> EXTRAIT
+--
La continuité des enjeux qui se posaient dans la Chine unifiée par la contrainte de Qin est plus réelle qu’il n’y paraît de prime abord. On peut résumer comme suit les actions et les préoccupations de l’empereur Qin :

  • Réformer les relations entre le centre et les régions, ainsi que l’administration, pour assurer un pouvoir central fort;
  • Forger une nouvelle identité au moyen de l’unification de la langue et de la monnaie, et d’autres types d’uniformisation;
  • Promouvoir et protéger le commerce, les communications et les transports interprovinciaux;
  • Lancer d’énormes projets de développement et des campagnes pour focaliser et absorber les énergies de populations nombreuses et diverses;
  • Contrôler les élites et, ainsi, contrôler les masses;
  • Assurer la succession.

Chacune des préoccupations du premier empereur Qin dominait l’esprit du fondateur de la Chine communiste, surnommé, avec raison, nouvel empereur Mao Zedong. Tous les observateurs s’entendent pour dire que Mao a poursuivi avec opiniâtreté ces objectifs et politiques ancrés dans le temps du gouvernement central, et non pas les idéaux internationalistes de Karl Marx. On dit même qu’il a consacré plus de temps à la lecture des documents de la dynastie Qin qu’à l’étude des préceptes du marxisme-léninisme. En ce sens, Mao était chinois, et non pas communiste, dans son essence même.
+--
> LIGNES DE DONNÉES
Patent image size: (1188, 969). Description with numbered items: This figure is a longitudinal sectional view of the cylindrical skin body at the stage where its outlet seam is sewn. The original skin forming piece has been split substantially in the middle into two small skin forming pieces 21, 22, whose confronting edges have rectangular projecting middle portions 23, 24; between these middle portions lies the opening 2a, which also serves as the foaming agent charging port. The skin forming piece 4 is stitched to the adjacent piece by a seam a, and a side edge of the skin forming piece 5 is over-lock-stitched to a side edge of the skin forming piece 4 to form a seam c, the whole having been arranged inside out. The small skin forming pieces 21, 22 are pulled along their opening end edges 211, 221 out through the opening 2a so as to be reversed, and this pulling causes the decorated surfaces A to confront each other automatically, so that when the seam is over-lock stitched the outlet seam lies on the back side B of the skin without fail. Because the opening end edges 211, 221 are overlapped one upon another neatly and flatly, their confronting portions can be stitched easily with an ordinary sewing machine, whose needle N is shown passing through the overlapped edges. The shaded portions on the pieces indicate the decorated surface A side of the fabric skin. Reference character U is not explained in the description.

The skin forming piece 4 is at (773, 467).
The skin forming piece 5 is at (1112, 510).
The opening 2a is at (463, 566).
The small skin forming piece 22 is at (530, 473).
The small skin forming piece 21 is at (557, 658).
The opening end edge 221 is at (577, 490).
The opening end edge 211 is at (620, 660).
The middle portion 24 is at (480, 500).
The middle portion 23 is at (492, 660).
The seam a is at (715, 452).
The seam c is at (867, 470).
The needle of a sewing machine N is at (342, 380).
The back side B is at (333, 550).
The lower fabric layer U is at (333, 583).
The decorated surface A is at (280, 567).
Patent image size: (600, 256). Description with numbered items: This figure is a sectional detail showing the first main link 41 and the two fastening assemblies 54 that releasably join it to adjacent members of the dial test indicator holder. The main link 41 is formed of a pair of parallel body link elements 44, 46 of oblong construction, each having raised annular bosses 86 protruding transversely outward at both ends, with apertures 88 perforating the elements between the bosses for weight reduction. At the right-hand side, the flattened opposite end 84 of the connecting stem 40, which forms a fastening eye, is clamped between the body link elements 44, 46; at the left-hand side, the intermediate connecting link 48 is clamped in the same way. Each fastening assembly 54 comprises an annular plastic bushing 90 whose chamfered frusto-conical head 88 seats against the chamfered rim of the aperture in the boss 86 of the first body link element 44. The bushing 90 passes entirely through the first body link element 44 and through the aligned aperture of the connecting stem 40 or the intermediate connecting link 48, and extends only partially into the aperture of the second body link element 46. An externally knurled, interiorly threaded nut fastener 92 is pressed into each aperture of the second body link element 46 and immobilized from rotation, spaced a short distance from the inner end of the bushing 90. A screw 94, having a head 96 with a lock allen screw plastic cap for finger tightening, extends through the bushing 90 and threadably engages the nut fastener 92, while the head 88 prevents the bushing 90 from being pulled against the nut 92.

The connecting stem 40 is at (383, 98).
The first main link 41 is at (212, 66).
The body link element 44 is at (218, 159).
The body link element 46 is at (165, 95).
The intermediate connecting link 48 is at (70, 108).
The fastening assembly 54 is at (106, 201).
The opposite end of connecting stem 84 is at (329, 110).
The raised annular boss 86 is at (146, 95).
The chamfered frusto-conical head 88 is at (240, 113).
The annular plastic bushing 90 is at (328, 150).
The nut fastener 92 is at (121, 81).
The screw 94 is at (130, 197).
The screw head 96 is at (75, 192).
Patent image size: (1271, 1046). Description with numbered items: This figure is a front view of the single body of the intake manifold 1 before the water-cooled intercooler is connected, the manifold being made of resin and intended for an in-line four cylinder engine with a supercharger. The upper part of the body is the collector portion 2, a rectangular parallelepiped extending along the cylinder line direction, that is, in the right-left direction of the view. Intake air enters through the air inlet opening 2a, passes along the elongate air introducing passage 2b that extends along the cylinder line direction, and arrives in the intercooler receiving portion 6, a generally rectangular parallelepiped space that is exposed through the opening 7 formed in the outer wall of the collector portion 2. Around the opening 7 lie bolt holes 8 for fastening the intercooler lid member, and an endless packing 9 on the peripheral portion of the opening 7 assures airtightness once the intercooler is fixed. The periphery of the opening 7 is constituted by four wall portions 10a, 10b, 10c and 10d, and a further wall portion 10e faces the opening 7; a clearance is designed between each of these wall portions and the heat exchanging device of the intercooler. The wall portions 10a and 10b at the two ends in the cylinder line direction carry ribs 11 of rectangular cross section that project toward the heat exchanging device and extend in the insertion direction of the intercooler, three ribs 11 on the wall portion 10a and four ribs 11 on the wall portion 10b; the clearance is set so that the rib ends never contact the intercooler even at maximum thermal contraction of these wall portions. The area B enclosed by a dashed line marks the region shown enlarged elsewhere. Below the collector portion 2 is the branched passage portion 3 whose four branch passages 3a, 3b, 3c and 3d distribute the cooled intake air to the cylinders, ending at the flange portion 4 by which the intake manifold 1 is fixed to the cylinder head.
+--
> À FAIRE
• 1. Relevez dans l'extrait chacune des actions et préoccupations de l'empereur Qin énumérées dans la liste à puces.
• 2. Traduisez en anglais, s'il vous plaît, cette phrase de l'extrait : « On dit même qu'il a consacré plus de temps à la lecture des documents de la dynastie Qin qu'à l'étude des préceptes du marxisme-léninisme. »

> RÉSULTATS ATTENDUS
• 1.
- Réformer les relations entre le centre et les régions, ainsi que l'administration, pour assurer un pouvoir central fort
- Forger une nouvelle identité au moyen de l'unification de la langue et de la monnaie, et d'autres types d'uniformisation
- Promouvoir et protéger le commerce, les communications et les transports interprovinciaux
- Lancer d'énormes projets de développement et des campagnes pour focaliser et absorber les énergies de populations nombreuses et diverses
- Contrôler les élites et, ainsi, contrôler les masses
- Assurer la succession

• 2. It is even said that he spent more time reading the documents of the Qin dynasty than studying the precepts of Marxism-Leninism.